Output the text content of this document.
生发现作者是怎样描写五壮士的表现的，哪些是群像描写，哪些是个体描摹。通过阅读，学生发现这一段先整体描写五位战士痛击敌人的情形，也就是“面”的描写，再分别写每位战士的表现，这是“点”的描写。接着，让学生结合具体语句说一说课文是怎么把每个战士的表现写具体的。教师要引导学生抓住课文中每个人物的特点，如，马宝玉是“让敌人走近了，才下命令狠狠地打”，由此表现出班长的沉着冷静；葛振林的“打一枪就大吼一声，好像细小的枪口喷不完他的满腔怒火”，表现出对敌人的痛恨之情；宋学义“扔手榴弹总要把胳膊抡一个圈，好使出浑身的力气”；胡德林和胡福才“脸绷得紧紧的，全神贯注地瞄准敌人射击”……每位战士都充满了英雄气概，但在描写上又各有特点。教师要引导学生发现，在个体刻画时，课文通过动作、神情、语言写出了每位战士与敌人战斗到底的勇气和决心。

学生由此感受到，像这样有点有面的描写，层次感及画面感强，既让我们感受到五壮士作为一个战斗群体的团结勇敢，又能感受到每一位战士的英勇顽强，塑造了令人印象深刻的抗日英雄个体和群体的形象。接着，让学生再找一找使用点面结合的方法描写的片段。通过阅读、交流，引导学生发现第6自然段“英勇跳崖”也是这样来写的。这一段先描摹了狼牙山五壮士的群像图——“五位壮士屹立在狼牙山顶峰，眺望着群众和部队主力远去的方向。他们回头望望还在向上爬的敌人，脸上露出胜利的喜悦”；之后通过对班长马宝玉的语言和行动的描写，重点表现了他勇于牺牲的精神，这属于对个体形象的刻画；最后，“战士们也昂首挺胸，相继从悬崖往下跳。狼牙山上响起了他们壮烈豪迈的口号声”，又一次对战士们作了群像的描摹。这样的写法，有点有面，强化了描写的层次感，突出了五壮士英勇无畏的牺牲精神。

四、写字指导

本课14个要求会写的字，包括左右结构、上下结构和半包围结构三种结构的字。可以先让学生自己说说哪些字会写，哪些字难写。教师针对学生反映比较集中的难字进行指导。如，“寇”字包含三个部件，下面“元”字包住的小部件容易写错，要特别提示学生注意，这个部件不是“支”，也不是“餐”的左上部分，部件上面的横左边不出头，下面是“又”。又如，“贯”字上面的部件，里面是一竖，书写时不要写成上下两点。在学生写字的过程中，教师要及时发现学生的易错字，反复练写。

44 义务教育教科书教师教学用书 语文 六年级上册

_Required task_.
Reply with only the number of lines in the entries that contain the word "通过阅读".

_Expected answer_.
2